## Written exercise
Copy the records below exactly as they are written.

________

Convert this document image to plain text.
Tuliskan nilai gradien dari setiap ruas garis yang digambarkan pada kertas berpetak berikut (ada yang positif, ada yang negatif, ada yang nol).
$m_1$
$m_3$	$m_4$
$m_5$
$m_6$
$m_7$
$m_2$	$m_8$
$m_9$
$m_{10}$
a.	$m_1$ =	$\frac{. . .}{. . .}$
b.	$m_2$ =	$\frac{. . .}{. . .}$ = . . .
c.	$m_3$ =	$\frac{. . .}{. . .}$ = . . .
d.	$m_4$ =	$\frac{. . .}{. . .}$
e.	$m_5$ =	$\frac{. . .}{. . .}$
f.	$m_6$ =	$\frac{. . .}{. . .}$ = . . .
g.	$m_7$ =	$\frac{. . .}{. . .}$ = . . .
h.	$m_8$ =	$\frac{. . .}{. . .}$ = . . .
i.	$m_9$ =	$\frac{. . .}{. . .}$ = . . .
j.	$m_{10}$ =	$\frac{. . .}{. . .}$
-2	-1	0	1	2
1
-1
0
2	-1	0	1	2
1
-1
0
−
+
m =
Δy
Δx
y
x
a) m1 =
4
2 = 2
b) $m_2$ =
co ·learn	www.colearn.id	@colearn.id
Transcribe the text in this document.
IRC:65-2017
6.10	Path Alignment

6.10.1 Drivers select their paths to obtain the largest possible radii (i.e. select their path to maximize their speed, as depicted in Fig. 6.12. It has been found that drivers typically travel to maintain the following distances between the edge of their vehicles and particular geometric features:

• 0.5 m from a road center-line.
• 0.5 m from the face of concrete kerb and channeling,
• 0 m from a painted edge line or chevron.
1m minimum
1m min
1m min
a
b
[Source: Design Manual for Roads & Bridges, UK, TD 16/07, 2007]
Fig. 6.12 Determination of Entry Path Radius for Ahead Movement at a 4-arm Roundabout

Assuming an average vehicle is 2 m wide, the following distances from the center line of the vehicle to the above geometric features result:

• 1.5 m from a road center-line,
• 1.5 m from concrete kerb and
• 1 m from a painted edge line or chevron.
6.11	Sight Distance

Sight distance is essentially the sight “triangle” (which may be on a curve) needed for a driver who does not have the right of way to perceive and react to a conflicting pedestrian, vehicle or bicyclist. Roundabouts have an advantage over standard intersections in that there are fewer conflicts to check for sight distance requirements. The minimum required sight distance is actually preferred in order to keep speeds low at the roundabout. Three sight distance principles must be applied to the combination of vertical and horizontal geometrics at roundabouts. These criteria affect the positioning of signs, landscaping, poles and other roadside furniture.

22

________

## Answer for this exercise
Convert this document image to plain text.
Tuliskan nilai gradien dari setiap ruas garis yang digambarkan pada kertas berpetak berikut (ada yang positif, ada yang negatif, ada yang nol).
$m_1$
$m_3$	$m_4$
$m_5$
$m_6$
$m_7$
$m_2$	$m_8$
$m_9$
$m_{10}$
a.	$m_1$ =	$\frac{. . .}{. . .}$
b.	$m_2$ =	$\frac{. . .}{. . .}$ = . . .
c.	$m_3$ =	$\frac{. . .}{. . .}$ = . . .
d.	$m_4$ =	$\frac{. . .}{. . .}$
e.	$m_5$ =	$\frac{. . .}{. . .}$
f.	$m_6$ =	$\frac{. . .}{. . .}$ = . . .
g.	$m_7$ =	$\frac{. . .}{. . .}$ = . . .
h.	$m_8$ =	$\frac{. . .}{. . .}$ = . . .
i.	$m_9$ =	$\frac{. . .}{. . .}$ = . . .
j.	$m_{10}$ =	$\frac{. . .}{. . .}$
-2	-1	0	1	2
1
-1
0
2	-1	0	1	2
1
-1
0
−
+
m =
Δy
Δx
y
x
a) m1 =
4
2 = 2
b) $m_2$ =
co ·learn	www.colearn.id	@colearn.id
Transcribe the text in this document.
IRC:65-2017
6.10	Path Alignment

6.10.1 Drivers select their paths to obtain the largest possible radii (i.e. select their path to maximize their speed, as depicted in Fig. 6.12. It has been found that drivers typically travel to maintain the following distances between the edge of their vehicles and particular geometric features:

• 0.5 m from a road center-line.
• 0.5 m from the face of concrete kerb and channeling,
• 0 m from a painted edge line or chevron.
1m minimum
1m min
1m min
a
b
[Source: Design Manual for Roads & Bridges, UK, TD 16/07, 2007]
Fig. 6.12 Determination of Entry Path Radius for Ahead Movement at a 4-arm Roundabout

Assuming an average vehicle is 2 m wide, the following distances from the center line of the vehicle to the above geometric features result:

• 1.5 m from a road center-line,
• 1.5 m from concrete kerb and
• 1 m from a painted edge line or chevron.
6.11	Sight Distance

Sight distance is essentially the sight “triangle” (which may be on a curve) needed for a driver who does not have the right of way to perceive and react to a conflicting pedestrian, vehicle or bicyclist. Roundabouts have an advantage over standard intersections in that there are fewer conflicts to check for sight distance requirements. The minimum required sight distance is actually preferred in order to keep speeds low at the roundabout. Three sight distance principles must be applied to the combination of vertical and horizontal geometrics at roundabouts. These criteria affect the positioning of signs, landscaping, poles and other roadside furniture.

22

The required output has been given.